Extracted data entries
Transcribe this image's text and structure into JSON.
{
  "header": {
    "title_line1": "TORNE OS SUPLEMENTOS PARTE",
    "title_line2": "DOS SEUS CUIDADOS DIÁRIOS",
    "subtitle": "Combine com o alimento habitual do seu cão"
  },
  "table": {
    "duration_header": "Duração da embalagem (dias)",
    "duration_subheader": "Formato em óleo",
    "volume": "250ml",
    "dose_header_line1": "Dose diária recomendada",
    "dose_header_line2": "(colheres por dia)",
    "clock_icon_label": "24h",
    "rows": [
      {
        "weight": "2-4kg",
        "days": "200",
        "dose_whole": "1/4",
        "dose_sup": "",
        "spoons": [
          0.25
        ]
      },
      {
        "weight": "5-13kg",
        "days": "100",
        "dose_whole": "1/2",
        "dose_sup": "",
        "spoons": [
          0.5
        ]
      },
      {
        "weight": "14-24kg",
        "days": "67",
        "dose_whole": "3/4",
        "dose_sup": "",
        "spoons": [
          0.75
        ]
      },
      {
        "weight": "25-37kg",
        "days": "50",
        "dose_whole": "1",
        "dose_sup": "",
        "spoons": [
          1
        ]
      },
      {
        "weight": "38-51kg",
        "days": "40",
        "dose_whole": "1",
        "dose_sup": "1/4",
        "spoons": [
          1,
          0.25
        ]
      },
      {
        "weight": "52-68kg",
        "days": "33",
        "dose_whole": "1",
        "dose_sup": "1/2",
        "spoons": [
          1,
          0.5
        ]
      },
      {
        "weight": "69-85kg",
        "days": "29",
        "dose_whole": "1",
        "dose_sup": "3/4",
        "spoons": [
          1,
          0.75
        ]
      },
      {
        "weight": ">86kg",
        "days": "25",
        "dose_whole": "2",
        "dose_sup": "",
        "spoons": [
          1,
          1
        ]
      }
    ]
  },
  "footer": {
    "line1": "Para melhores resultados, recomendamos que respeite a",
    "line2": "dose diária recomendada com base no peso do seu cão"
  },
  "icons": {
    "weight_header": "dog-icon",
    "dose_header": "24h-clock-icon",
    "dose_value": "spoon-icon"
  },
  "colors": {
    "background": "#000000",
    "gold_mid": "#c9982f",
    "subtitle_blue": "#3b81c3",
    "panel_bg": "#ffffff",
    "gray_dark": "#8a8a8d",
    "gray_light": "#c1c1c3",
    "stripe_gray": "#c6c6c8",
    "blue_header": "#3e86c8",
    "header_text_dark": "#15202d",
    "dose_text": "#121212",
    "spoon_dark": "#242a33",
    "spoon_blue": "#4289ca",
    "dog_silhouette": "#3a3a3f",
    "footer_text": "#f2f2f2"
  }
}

Work to be completed
Set down the entries above again, word for word.

Task response
Transcribe this image's text and structure into JSON.
{
  "header": {
    "title_line1": "TORNE OS SUPLEMENTOS PARTE",
    "title_line2": "DOS SEUS CUIDADOS DIÁRIOS",
    "subtitle": "Combine com o alimento habitual do seu cão"
  },
  "table": {
    "duration_header": "Duração da embalagem (dias)",
    "duration_subheader": "Formato em óleo",
    "volume": "250ml",
    "dose_header_line1": "Dose diária recomendada",
    "dose_header_line2": "(colheres por dia)",
    "clock_icon_label": "24h",
    "rows": [
      {
        "weight": "2-4kg",
        "days": "200",
        "dose_whole": "1/4",
        "dose_sup": "",
        "spoons": [
          0.25
        ]
      },
      {
        "weight": "5-13kg",
        "days": "100",
        "dose_whole": "1/2",
        "dose_sup": "",
        "spoons": [
          0.5
        ]
      },
      {
        "weight": "14-24kg",
        "days": "67",
        "dose_whole": "3/4",
        "dose_sup": "",
        "spoons": [
          0.75
        ]
      },
      {
        "weight": "25-37kg",
        "days": "50",
        "dose_whole": "1",
        "dose_sup": "",
        "spoons": [
          1
        ]
      },
      {
        "weight": "38-51kg",
        "days": "40",
        "dose_whole": "1",
        "dose_sup": "1/4",
        "spoons": [
          1,
          0.25
        ]
      },
      {
        "weight": "52-68kg",
        "days": "33",
        "dose_whole": "1",
        "dose_sup": "1/2",
        "spoons": [
          1,
          0.5
        ]
      },
      {
        "weight": "69-85kg",
        "days": "29",
        "dose_whole": "1",
        "dose_sup": "3/4",
        "spoons": [
          1,
          0.75
        ]
      },
      {
        "weight": ">86kg",
        "days": "25",
        "dose_whole": "2",
        "dose_sup": "",
        "spoons": [
          1,
          1
        ]
      }
    ]
  },
  "footer": {
    "line1": "Para melhores resultados, recomendamos que respeite a",
    "line2": "dose diária recomendada com base no peso do seu cão"
  },
  "icons": {
    "weight_header": "dog-icon",
    "dose_header": "24h-clock-icon",
    "dose_value": "spoon-icon"
  },
  "colors": {
    "background": "#000000",
    "gold_mid": "#c9982f",
    "subtitle_blue": "#3b81c3",
    "panel_bg": "#ffffff",
    "gray_dark": "#8a8a8d",
    "gray_light": "#c1c1c3",
    "stripe_gray": "#c6c6c8",
    "blue_header": "#3e86c8",
    "header_text_dark": "#15202d",
    "dose_text": "#121212",
    "spoon_dark": "#242a33",
    "spoon_blue": "#4289ca",
    "dog_silhouette": "#3a3a3f",
    "footer_text": "#f2f2f2"
  }
}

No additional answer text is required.